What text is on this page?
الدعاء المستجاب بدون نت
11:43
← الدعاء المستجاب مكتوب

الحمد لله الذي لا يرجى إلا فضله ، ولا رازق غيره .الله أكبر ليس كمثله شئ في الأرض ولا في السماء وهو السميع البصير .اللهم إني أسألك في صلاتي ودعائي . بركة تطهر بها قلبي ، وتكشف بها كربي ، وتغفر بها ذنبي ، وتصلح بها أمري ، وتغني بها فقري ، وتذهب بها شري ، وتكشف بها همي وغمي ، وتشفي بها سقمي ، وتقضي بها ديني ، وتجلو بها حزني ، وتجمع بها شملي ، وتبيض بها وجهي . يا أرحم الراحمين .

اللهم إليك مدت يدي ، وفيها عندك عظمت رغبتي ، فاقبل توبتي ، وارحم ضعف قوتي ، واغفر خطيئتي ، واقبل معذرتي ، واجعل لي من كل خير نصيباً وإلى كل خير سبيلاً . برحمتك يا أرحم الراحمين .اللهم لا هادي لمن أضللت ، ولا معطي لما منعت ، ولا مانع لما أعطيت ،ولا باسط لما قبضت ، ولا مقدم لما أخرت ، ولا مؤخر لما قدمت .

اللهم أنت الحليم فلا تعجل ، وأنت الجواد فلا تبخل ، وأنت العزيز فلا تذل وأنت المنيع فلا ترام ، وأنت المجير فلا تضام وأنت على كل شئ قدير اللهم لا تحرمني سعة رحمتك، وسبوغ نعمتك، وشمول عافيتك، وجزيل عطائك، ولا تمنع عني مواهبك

★ ★ ★

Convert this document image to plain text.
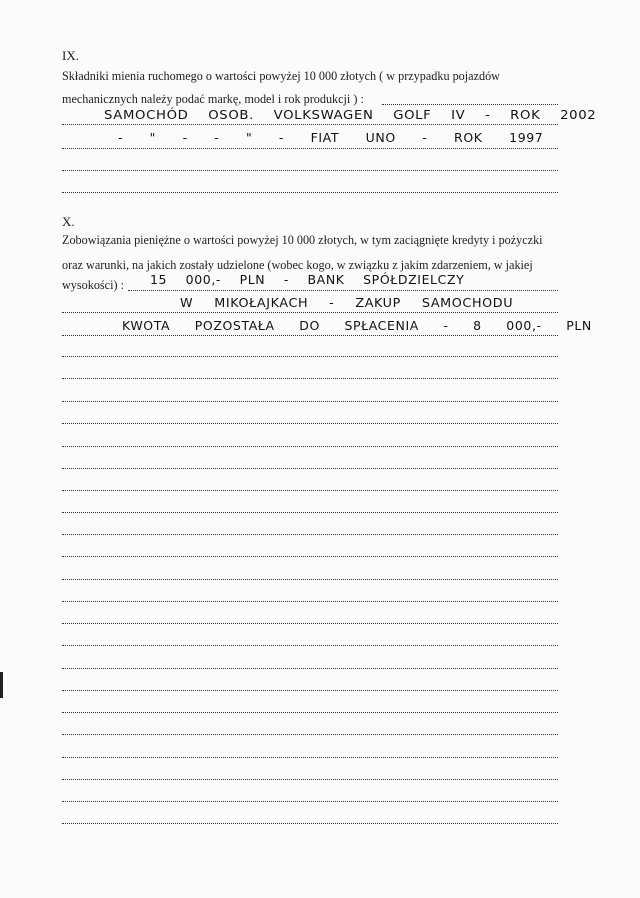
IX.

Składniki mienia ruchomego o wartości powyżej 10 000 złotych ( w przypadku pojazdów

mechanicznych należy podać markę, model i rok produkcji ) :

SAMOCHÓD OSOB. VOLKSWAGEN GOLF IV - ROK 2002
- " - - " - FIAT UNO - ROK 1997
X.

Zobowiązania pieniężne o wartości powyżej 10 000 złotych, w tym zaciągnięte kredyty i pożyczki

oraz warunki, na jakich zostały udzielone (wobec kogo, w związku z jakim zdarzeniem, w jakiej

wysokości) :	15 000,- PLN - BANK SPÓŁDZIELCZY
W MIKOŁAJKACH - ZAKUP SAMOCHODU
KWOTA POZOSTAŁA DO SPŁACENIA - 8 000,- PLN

★ ★ ★

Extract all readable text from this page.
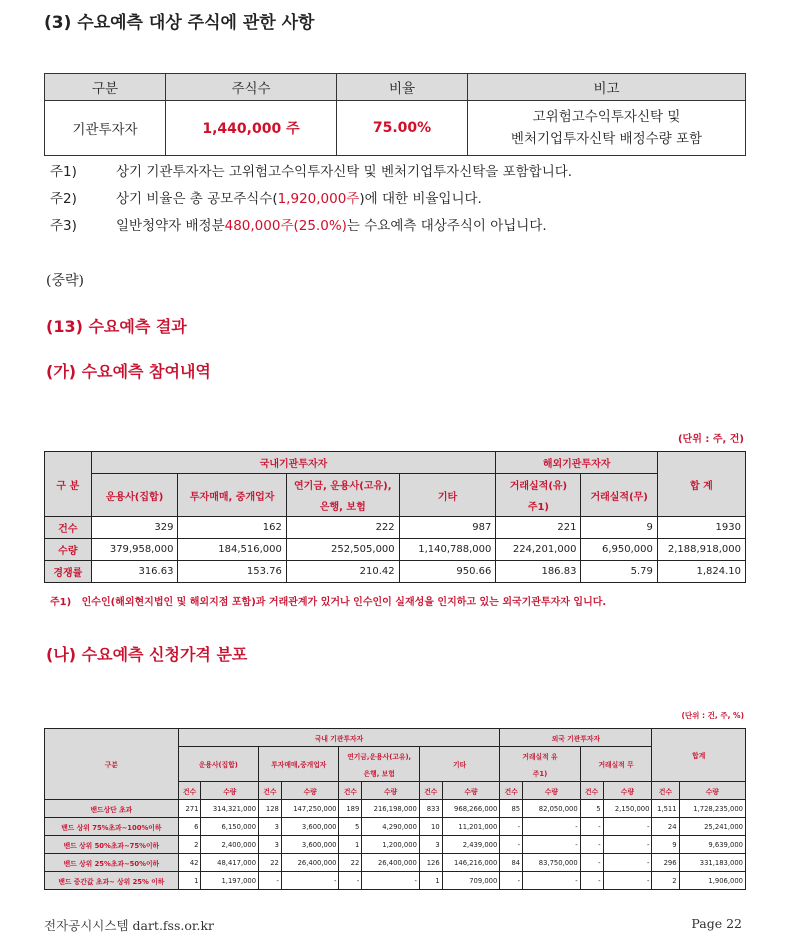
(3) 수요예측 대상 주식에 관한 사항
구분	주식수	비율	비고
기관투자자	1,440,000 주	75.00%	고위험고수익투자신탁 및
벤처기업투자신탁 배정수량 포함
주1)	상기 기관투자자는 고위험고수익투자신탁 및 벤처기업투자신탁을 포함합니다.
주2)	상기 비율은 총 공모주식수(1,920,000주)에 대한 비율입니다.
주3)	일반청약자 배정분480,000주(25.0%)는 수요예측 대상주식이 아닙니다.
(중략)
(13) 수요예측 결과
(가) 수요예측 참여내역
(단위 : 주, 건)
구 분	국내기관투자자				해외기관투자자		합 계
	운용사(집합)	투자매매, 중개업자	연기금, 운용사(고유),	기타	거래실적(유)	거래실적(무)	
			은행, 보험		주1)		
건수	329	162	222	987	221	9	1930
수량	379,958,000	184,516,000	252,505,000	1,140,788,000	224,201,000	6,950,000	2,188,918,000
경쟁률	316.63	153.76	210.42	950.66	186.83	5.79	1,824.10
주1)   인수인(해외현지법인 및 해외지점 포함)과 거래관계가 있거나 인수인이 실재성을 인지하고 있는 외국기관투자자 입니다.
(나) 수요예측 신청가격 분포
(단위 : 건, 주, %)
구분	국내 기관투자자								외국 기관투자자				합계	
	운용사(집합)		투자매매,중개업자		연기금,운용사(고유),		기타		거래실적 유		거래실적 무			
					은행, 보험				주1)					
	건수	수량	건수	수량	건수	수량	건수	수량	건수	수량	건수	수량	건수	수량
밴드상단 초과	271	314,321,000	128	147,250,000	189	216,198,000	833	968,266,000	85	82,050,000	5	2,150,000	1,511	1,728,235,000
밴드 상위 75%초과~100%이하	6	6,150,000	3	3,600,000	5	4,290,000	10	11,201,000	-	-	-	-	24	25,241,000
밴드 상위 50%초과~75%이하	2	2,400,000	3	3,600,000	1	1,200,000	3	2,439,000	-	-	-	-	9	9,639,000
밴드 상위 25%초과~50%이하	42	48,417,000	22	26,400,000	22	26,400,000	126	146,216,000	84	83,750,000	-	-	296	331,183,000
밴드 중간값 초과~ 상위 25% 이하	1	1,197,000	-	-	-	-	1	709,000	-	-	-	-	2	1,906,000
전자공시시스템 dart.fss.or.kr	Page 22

★ ★ ★

- Brief
Going through the data, tally the lines containing "اللهم" and report only the result.

- Result for this exercise
3